Data excerpts:
--- BEGIN ---

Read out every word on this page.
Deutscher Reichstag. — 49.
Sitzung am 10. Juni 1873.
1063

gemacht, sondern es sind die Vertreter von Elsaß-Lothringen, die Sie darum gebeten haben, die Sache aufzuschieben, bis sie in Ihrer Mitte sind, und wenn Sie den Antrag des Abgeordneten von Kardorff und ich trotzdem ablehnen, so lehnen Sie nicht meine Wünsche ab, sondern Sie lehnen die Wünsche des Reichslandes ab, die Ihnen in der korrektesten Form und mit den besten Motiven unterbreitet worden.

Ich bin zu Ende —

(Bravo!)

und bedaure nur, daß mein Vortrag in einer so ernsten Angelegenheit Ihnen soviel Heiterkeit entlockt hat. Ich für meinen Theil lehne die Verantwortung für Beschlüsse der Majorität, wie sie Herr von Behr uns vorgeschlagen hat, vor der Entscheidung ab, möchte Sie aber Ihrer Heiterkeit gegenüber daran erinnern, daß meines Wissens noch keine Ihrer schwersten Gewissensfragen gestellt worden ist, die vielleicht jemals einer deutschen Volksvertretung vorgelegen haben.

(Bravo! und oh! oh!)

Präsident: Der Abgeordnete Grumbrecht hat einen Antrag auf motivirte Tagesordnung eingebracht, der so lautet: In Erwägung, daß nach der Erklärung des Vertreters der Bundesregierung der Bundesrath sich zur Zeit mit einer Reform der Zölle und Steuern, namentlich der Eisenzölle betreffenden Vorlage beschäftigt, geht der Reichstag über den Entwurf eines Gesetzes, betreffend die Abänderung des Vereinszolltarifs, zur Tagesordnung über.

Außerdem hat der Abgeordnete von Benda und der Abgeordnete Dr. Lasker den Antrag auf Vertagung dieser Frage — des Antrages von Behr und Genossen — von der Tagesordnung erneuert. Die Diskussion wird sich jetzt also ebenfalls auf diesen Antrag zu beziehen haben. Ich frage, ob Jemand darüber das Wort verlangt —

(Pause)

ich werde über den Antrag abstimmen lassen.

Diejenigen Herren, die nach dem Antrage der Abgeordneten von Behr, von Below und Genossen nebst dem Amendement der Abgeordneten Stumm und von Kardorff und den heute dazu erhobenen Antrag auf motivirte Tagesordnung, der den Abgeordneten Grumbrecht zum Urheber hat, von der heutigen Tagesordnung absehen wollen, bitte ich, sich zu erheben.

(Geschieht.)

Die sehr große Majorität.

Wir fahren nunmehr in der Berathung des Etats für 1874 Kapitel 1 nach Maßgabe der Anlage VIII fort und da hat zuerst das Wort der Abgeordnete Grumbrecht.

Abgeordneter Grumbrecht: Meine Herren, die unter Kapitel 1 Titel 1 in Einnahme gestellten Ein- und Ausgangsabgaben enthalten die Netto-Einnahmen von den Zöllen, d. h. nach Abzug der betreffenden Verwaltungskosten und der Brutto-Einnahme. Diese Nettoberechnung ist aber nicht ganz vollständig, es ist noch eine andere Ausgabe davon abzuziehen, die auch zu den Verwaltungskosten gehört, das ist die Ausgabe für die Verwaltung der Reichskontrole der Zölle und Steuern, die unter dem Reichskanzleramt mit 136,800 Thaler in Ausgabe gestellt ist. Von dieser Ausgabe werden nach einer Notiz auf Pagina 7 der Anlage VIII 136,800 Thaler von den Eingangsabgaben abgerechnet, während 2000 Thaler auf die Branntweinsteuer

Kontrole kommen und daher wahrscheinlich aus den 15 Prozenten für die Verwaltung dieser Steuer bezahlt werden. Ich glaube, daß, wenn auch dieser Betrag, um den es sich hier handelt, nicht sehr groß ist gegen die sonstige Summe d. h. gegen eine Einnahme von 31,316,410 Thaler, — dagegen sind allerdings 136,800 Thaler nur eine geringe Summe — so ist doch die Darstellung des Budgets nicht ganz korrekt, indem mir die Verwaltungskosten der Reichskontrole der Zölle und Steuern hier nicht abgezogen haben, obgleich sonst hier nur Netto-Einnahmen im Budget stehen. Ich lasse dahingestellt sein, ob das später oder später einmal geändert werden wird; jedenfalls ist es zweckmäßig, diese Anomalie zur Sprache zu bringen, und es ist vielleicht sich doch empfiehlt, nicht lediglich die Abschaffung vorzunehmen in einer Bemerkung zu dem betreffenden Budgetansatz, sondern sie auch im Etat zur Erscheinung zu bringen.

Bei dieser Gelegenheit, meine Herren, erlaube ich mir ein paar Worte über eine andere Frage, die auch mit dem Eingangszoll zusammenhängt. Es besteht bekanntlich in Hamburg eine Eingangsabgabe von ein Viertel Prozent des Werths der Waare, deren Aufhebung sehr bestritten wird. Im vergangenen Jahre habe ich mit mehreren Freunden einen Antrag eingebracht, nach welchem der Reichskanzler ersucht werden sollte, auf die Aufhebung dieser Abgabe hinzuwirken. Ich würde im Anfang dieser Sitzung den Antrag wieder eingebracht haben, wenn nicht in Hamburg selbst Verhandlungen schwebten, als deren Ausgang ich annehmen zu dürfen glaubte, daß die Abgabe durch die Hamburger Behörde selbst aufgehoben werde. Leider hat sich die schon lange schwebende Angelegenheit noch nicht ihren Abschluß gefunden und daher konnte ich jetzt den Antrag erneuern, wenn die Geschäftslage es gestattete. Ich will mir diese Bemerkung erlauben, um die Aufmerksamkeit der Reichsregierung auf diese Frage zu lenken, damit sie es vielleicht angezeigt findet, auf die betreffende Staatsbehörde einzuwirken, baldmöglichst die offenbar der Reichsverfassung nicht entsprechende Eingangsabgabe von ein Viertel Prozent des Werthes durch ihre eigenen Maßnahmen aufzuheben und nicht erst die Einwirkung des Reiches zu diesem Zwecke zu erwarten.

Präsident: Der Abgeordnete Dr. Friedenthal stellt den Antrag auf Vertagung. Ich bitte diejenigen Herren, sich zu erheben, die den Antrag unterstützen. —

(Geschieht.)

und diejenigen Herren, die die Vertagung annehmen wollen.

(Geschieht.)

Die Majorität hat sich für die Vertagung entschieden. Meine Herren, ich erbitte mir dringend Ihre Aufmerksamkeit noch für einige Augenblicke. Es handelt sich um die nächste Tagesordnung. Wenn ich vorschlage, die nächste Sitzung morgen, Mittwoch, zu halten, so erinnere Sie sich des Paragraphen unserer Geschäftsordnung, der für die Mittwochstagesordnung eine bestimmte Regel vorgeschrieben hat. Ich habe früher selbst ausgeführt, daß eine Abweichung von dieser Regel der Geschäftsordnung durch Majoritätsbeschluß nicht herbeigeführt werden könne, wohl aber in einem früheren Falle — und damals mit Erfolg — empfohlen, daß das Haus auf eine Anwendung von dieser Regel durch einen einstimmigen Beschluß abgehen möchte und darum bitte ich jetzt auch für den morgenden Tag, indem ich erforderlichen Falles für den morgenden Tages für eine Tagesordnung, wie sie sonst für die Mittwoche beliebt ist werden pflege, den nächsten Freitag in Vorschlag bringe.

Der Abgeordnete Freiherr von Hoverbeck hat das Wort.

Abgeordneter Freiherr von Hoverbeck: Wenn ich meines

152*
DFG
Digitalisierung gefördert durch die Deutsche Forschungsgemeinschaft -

--- END ---

# What needs to be done
Repeat the data verbatim.

# Problem solution
Read out every word on this page.
Deutscher Reichstag. — 49.
Sitzung am 10. Juni 1873.
1063

gemacht, sondern es sind die Vertreter von Elsaß-Lothringen, die Sie darum gebeten haben, die Sache aufzuschieben, bis sie in Ihrer Mitte sind, und wenn Sie den Antrag des Abgeordneten von Kardorff und ich trotzdem ablehnen, so lehnen Sie nicht meine Wünsche ab, sondern Sie lehnen die Wünsche des Reichslandes ab, die Ihnen in der korrektesten Form und mit den besten Motiven unterbreitet worden.

Ich bin zu Ende —

(Bravo!)

und bedaure nur, daß mein Vortrag in einer so ernsten Angelegenheit Ihnen soviel Heiterkeit entlockt hat. Ich für meinen Theil lehne die Verantwortung für Beschlüsse der Majorität, wie sie Herr von Behr uns vorgeschlagen hat, vor der Entscheidung ab, möchte Sie aber Ihrer Heiterkeit gegenüber daran erinnern, daß meines Wissens noch keine Ihrer schwersten Gewissensfragen gestellt worden ist, die vielleicht jemals einer deutschen Volksvertretung vorgelegen haben.

(Bravo! und oh! oh!)

Präsident: Der Abgeordnete Grumbrecht hat einen Antrag auf motivirte Tagesordnung eingebracht, der so lautet: In Erwägung, daß nach der Erklärung des Vertreters der Bundesregierung der Bundesrath sich zur Zeit mit einer Reform der Zölle und Steuern, namentlich der Eisenzölle betreffenden Vorlage beschäftigt, geht der Reichstag über den Entwurf eines Gesetzes, betreffend die Abänderung des Vereinszolltarifs, zur Tagesordnung über.

Außerdem hat der Abgeordnete von Benda und der Abgeordnete Dr. Lasker den Antrag auf Vertagung dieser Frage — des Antrages von Behr und Genossen — von der Tagesordnung erneuert. Die Diskussion wird sich jetzt also ebenfalls auf diesen Antrag zu beziehen haben. Ich frage, ob Jemand darüber das Wort verlangt —

(Pause)

ich werde über den Antrag abstimmen lassen.

Diejenigen Herren, die nach dem Antrage der Abgeordneten von Behr, von Below und Genossen nebst dem Amendement der Abgeordneten Stumm und von Kardorff und den heute dazu erhobenen Antrag auf motivirte Tagesordnung, der den Abgeordneten Grumbrecht zum Urheber hat, von der heutigen Tagesordnung absehen wollen, bitte ich, sich zu erheben.

(Geschieht.)

Die sehr große Majorität.

Wir fahren nunmehr in der Berathung des Etats für 1874 Kapitel 1 nach Maßgabe der Anlage VIII fort und da hat zuerst das Wort der Abgeordnete Grumbrecht.

Abgeordneter Grumbrecht: Meine Herren, die unter Kapitel 1 Titel 1 in Einnahme gestellten Ein- und Ausgangsabgaben enthalten die Netto-Einnahmen von den Zöllen, d. h. nach Abzug der betreffenden Verwaltungskosten und der Brutto-Einnahme. Diese Nettoberechnung ist aber nicht ganz vollständig, es ist noch eine andere Ausgabe davon abzuziehen, die auch zu den Verwaltungskosten gehört, das ist die Ausgabe für die Verwaltung der Reichskontrole der Zölle und Steuern, die unter dem Reichskanzleramt mit 136,800 Thaler in Ausgabe gestellt ist. Von dieser Ausgabe werden nach einer Notiz auf Pagina 7 der Anlage VIII 136,800 Thaler von den Eingangsabgaben abgerechnet, während 2000 Thaler auf die Branntweinsteuer

Kontrole kommen und daher wahrscheinlich aus den 15 Prozenten für die Verwaltung dieser Steuer bezahlt werden. Ich glaube, daß, wenn auch dieser Betrag, um den es sich hier handelt, nicht sehr groß ist gegen die sonstige Summe d. h. gegen eine Einnahme von 31,316,410 Thaler, — dagegen sind allerdings 136,800 Thaler nur eine geringe Summe — so ist doch die Darstellung des Budgets nicht ganz korrekt, indem mir die Verwaltungskosten der Reichskontrole der Zölle und Steuern hier nicht abgezogen haben, obgleich sonst hier nur Netto-Einnahmen im Budget stehen. Ich lasse dahingestellt sein, ob das später oder später einmal geändert werden wird; jedenfalls ist es zweckmäßig, diese Anomalie zur Sprache zu bringen, und es ist vielleicht sich doch empfiehlt, nicht lediglich die Abschaffung vorzunehmen in einer Bemerkung zu dem betreffenden Budgetansatz, sondern sie auch im Etat zur Erscheinung zu bringen.

Bei dieser Gelegenheit, meine Herren, erlaube ich mir ein paar Worte über eine andere Frage, die auch mit dem Eingangszoll zusammenhängt. Es besteht bekanntlich in Hamburg eine Eingangsabgabe von ein Viertel Prozent des Werths der Waare, deren Aufhebung sehr bestritten wird. Im vergangenen Jahre habe ich mit mehreren Freunden einen Antrag eingebracht, nach welchem der Reichskanzler ersucht werden sollte, auf die Aufhebung dieser Abgabe hinzuwirken. Ich würde im Anfang dieser Sitzung den Antrag wieder eingebracht haben, wenn nicht in Hamburg selbst Verhandlungen schwebten, als deren Ausgang ich annehmen zu dürfen glaubte, daß die Abgabe durch die Hamburger Behörde selbst aufgehoben werde. Leider hat sich die schon lange schwebende Angelegenheit noch nicht ihren Abschluß gefunden und daher konnte ich jetzt den Antrag erneuern, wenn die Geschäftslage es gestattete. Ich will mir diese Bemerkung erlauben, um die Aufmerksamkeit der Reichsregierung auf diese Frage zu lenken, damit sie es vielleicht angezeigt findet, auf die betreffende Staatsbehörde einzuwirken, baldmöglichst die offenbar der Reichsverfassung nicht entsprechende Eingangsabgabe von ein Viertel Prozent des Werthes durch ihre eigenen Maßnahmen aufzuheben und nicht erst die Einwirkung des Reiches zu diesem Zwecke zu erwarten.

Präsident: Der Abgeordnete Dr. Friedenthal stellt den Antrag auf Vertagung. Ich bitte diejenigen Herren, sich zu erheben, die den Antrag unterstützen. —

(Geschieht.)

und diejenigen Herren, die die Vertagung annehmen wollen.

(Geschieht.)

Die Majorität hat sich für die Vertagung entschieden. Meine Herren, ich erbitte mir dringend Ihre Aufmerksamkeit noch für einige Augenblicke. Es handelt sich um die nächste Tagesordnung. Wenn ich vorschlage, die nächste Sitzung morgen, Mittwoch, zu halten, so erinnere Sie sich des Paragraphen unserer Geschäftsordnung, der für die Mittwochstagesordnung eine bestimmte Regel vorgeschrieben hat. Ich habe früher selbst ausgeführt, daß eine Abweichung von dieser Regel der Geschäftsordnung durch Majoritätsbeschluß nicht herbeigeführt werden könne, wohl aber in einem früheren Falle — und damals mit Erfolg — empfohlen, daß das Haus auf eine Anwendung von dieser Regel durch einen einstimmigen Beschluß abgehen möchte und darum bitte ich jetzt auch für den morgenden Tag, indem ich erforderlichen Falles für den morgenden Tages für eine Tagesordnung, wie sie sonst für die Mittwoche beliebt ist werden pflege, den nächsten Freitag in Vorschlag bringe.

Der Abgeordnete Freiherr von Hoverbeck hat das Wort.

Abgeordneter Freiherr von Hoverbeck: Wenn ich meines

152*
DFG
Digitalisierung gefördert durch die Deutsche Forschungsgemeinschaft -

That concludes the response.